# Exercise prompt
Track down each line that has the word "школахъ" and copy it.

[Raw records]
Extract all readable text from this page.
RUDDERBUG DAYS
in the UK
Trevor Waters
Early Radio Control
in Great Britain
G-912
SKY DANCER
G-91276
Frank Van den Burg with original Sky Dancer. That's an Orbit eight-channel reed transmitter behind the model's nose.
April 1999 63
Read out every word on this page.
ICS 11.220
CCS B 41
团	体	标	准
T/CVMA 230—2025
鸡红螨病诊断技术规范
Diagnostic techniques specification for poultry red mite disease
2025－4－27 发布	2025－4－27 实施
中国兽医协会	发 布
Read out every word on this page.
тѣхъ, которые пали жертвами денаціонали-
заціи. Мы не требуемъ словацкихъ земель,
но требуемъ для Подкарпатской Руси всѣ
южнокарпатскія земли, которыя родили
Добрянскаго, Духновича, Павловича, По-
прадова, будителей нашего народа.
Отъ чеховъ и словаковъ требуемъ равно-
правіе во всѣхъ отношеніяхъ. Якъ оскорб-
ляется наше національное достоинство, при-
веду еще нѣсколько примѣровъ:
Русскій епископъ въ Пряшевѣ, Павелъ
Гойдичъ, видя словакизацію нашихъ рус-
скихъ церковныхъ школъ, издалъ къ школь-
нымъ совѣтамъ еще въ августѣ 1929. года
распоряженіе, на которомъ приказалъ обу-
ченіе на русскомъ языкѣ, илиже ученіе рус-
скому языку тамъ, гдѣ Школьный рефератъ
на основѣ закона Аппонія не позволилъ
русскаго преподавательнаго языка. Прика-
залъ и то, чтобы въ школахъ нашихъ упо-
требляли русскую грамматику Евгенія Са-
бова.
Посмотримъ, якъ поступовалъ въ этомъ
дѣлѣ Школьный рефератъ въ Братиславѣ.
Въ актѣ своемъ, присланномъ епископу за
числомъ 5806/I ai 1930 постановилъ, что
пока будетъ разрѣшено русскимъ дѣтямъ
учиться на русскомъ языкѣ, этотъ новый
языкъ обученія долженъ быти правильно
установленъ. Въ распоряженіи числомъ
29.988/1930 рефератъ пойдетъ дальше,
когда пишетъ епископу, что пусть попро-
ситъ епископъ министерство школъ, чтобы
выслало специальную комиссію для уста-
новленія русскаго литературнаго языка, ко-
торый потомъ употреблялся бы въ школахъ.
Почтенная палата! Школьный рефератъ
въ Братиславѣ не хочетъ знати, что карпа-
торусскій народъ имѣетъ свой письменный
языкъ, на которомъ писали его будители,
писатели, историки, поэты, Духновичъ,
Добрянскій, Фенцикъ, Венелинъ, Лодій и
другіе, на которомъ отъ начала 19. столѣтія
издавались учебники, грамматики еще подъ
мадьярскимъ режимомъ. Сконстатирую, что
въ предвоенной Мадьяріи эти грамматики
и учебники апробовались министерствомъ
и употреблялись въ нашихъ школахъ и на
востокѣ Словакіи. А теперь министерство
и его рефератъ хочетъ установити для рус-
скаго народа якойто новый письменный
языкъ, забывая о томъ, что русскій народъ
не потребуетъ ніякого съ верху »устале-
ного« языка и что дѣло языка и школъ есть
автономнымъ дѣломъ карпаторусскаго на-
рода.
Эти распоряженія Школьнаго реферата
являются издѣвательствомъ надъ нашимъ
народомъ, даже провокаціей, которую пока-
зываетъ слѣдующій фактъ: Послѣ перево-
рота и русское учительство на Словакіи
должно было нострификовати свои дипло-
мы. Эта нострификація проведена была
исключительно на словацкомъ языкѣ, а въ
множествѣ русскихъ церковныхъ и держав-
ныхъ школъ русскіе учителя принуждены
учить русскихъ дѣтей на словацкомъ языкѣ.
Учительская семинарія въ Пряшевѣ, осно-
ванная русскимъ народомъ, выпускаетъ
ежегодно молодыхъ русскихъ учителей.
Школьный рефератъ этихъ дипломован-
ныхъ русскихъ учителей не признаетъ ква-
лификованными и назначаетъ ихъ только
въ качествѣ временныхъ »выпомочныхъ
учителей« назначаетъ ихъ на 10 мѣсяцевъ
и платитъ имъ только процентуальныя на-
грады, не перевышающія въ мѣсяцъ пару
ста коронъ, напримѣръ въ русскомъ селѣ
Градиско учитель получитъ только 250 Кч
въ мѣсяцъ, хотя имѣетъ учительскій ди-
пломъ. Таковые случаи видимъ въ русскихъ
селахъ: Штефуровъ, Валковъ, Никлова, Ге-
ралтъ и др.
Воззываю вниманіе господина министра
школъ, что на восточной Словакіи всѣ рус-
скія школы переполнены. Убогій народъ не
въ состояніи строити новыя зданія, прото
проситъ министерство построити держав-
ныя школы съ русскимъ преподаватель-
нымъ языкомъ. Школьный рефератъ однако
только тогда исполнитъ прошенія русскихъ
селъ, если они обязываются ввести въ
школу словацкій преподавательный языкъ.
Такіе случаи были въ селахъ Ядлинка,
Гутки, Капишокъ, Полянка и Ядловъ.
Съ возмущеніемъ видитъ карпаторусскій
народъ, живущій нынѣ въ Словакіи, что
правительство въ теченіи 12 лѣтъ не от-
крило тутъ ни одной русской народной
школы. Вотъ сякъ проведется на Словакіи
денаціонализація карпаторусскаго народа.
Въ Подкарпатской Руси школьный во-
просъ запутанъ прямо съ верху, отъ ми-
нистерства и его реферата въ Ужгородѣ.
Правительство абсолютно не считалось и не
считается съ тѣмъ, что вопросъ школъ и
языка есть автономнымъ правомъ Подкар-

# Finished answer
залъ и то, чтобы въ школахъ нашихъ упо-
торый потомъ употреблялся бы въ школахъ.
и употреблялись въ нашихъ школахъ и на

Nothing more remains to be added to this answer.